All lines in the entries below that hold "Ausführung" make up the answer.

=== Begin Enclosure ===

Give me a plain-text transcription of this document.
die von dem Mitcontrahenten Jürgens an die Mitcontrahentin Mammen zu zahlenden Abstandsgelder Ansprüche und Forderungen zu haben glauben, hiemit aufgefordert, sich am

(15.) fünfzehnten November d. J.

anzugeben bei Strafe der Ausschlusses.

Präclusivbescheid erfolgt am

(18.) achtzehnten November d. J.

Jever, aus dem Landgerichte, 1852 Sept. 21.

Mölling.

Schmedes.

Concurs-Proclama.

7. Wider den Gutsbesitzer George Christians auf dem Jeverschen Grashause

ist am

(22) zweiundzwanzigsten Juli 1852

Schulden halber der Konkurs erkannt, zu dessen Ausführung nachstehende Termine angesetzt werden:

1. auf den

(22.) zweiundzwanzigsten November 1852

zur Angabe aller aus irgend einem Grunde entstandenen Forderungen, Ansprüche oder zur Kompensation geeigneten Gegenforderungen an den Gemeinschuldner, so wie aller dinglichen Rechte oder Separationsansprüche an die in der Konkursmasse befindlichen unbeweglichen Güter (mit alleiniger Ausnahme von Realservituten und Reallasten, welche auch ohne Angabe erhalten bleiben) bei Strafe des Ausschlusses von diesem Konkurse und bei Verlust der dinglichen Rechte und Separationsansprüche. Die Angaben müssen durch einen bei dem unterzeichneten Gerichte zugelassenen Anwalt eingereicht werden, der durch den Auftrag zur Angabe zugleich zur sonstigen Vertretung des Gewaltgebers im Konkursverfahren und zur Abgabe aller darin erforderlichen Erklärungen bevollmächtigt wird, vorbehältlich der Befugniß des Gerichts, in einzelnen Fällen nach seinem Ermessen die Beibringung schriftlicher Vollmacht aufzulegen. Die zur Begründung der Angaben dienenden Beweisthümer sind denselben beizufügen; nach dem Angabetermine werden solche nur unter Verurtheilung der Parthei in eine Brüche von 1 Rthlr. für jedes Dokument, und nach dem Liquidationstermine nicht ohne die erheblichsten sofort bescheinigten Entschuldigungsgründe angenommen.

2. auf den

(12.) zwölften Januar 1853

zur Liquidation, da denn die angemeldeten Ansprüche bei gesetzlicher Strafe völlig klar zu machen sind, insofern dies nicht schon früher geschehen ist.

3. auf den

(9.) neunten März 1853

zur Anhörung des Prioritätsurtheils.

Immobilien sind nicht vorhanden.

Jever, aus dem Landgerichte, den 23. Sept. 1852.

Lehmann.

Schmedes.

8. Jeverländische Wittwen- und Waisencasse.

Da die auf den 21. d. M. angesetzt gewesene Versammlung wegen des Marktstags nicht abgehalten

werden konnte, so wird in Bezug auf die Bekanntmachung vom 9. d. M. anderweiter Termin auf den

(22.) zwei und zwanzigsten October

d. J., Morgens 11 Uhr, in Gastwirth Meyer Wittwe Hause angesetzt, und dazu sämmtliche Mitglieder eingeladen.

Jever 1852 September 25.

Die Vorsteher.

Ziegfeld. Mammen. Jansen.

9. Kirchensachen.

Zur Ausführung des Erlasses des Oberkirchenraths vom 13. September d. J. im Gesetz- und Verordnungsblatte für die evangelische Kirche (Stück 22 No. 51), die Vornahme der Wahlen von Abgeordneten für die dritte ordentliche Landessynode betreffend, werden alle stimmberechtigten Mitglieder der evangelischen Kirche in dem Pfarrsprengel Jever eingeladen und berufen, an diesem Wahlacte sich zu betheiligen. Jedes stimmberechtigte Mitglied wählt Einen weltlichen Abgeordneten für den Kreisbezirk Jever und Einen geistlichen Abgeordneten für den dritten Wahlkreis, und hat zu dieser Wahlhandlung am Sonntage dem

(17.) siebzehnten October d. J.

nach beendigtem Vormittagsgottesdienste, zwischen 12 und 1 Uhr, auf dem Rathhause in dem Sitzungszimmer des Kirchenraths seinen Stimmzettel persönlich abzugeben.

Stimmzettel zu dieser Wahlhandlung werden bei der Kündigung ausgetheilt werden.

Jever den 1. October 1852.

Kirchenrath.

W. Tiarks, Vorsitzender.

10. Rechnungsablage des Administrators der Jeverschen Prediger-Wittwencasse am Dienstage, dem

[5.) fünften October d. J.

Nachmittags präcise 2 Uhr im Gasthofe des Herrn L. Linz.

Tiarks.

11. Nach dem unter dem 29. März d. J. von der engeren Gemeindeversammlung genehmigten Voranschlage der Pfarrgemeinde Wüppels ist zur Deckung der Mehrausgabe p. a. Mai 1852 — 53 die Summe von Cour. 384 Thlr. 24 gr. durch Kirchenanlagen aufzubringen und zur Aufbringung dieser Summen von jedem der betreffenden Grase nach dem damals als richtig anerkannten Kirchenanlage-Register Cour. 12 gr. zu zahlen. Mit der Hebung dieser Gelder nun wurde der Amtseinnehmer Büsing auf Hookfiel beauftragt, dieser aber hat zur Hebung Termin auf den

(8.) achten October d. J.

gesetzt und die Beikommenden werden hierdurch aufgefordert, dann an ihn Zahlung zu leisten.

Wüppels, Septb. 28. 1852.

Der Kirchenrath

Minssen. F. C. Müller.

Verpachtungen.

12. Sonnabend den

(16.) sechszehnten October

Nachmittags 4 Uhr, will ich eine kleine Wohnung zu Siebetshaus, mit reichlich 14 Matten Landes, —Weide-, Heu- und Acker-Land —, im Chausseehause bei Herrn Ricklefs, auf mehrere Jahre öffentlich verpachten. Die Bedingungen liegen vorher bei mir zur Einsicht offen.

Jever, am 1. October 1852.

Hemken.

=== End Enclosure ===
=== Begin Enclosure ===

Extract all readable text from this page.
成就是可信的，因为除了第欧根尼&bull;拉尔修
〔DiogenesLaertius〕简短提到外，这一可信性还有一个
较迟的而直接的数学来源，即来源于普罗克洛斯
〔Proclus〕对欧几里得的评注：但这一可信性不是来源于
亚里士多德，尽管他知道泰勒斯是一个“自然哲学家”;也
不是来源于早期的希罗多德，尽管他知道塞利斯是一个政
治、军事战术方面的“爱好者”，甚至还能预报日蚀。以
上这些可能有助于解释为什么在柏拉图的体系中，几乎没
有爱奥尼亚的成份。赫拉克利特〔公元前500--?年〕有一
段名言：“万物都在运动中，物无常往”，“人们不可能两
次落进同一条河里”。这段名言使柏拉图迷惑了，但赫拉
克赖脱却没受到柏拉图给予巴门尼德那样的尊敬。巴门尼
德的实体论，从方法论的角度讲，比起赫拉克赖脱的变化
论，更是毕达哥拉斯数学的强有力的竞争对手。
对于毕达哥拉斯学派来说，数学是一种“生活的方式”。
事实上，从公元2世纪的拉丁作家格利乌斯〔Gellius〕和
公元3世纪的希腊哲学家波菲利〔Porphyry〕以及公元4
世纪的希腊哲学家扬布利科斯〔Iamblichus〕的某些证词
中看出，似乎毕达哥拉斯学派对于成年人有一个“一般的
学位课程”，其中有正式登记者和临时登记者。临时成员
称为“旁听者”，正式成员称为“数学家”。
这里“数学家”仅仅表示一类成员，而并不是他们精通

=== End Enclosure ===
=== Begin Enclosure ===

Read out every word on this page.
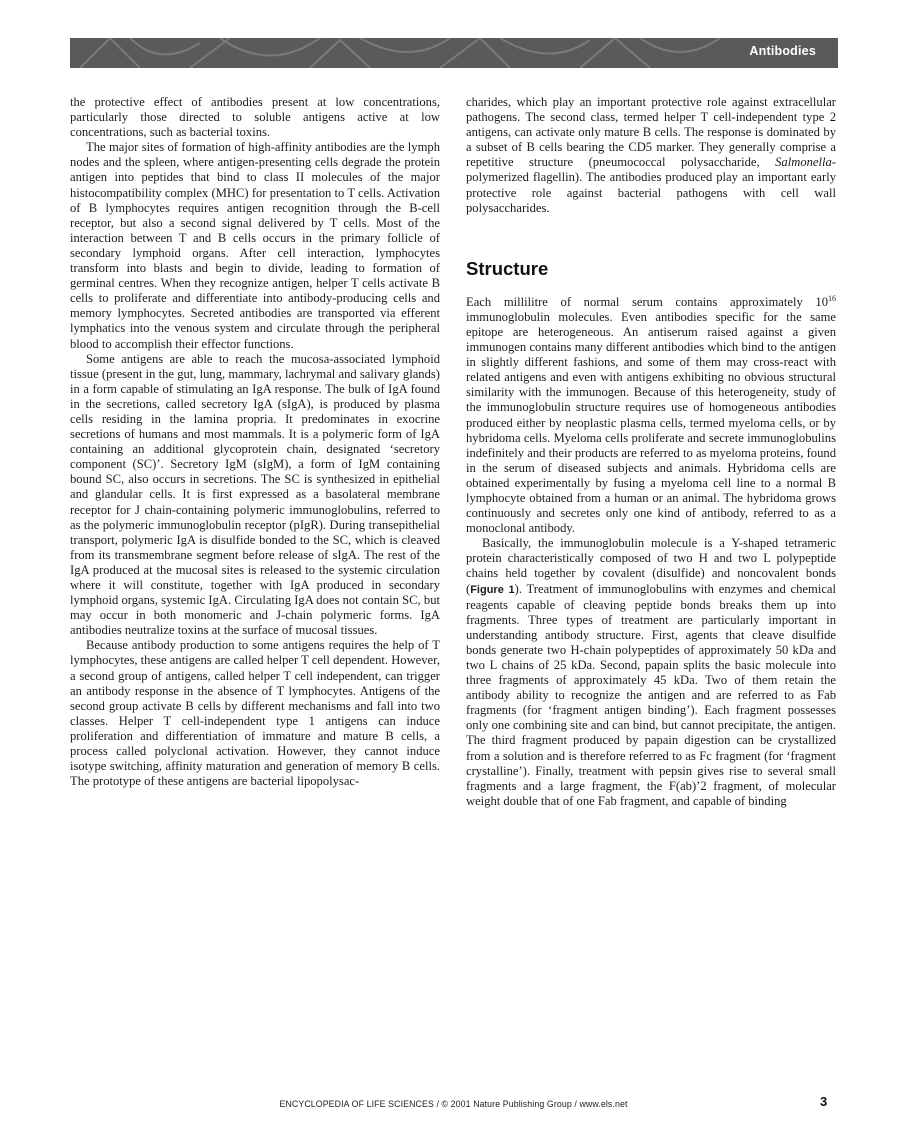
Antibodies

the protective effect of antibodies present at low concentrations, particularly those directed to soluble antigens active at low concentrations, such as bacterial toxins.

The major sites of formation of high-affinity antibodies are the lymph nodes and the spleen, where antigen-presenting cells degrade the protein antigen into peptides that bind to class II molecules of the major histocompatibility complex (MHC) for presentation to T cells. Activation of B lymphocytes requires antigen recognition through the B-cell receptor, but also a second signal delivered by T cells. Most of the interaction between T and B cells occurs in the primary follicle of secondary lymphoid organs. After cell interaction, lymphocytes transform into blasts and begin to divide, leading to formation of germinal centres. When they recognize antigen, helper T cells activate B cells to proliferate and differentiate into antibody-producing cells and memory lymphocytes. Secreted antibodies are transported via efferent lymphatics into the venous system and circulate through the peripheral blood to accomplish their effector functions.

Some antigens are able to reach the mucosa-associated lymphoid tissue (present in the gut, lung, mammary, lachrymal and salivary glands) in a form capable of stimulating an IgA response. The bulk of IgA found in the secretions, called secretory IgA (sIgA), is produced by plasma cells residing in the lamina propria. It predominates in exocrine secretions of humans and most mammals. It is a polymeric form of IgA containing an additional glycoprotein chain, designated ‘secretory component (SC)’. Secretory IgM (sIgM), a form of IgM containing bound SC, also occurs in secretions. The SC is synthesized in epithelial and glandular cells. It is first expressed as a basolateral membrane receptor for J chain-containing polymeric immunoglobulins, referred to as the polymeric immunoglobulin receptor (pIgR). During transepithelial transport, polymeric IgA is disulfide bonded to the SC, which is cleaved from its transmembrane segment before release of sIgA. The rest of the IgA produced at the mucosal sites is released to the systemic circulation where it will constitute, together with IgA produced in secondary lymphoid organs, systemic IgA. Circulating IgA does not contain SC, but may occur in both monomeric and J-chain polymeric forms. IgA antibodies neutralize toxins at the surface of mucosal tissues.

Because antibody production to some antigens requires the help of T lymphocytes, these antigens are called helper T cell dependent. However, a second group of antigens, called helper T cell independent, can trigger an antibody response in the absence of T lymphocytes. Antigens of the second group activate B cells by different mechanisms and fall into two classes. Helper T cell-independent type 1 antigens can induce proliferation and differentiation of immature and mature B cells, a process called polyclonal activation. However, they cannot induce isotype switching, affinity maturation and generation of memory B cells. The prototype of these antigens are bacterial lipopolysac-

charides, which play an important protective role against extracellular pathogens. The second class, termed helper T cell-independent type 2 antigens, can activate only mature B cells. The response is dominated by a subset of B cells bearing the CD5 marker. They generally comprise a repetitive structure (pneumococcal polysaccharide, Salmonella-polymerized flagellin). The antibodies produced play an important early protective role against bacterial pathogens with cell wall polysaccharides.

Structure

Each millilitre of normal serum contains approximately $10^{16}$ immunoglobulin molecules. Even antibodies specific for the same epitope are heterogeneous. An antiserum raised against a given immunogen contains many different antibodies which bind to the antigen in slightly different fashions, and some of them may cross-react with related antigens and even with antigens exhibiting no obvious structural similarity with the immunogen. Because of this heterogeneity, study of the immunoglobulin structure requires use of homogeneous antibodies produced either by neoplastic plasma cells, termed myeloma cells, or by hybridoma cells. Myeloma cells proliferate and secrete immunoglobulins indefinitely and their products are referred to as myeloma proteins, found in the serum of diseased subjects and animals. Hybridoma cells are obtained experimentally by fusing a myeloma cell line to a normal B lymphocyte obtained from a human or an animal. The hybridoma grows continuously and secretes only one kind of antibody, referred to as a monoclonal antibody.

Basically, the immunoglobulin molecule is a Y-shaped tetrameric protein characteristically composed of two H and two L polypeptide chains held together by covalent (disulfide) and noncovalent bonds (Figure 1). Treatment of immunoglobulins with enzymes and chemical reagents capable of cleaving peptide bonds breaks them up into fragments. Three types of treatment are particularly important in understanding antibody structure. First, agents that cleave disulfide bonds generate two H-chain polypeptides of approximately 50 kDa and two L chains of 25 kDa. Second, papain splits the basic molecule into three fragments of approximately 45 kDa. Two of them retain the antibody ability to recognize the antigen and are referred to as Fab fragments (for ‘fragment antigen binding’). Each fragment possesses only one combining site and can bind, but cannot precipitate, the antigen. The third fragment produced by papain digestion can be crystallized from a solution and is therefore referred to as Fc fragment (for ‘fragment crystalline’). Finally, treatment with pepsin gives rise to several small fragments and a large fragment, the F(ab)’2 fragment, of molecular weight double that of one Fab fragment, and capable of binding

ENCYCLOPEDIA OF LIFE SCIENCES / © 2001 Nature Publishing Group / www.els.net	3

=== End Enclosure ===

FINISHED TASK »
Schulden halber der Konkurs erkannt, zu dessen Ausführung nachstehende Termine angesetzt werden:
Zur Ausführung des Erlasses des Oberkirchenraths vom 13. September d. J. im Gesetz- und Verordnungsblatte für die evangelische Kirche (Stück 22 No. 51), die Vornahme der Wahlen von Abgeordneten für die dritte ordentliche Landessynode betreffend, werden alle stimmberechtigten Mitglieder der evangelischen Kirche in dem Pfarrsprengel Jever eingeladen und berufen, an diesem Wahlacte sich zu betheiligen. Jedes stimmberechtigte Mitglied wählt Einen weltlichen Abgeordneten für den Kreisbezirk Jever und Einen geistlichen Abgeordneten für den dritten Wahlkreis, und hat zu dieser Wahlhandlung am Sonntage dem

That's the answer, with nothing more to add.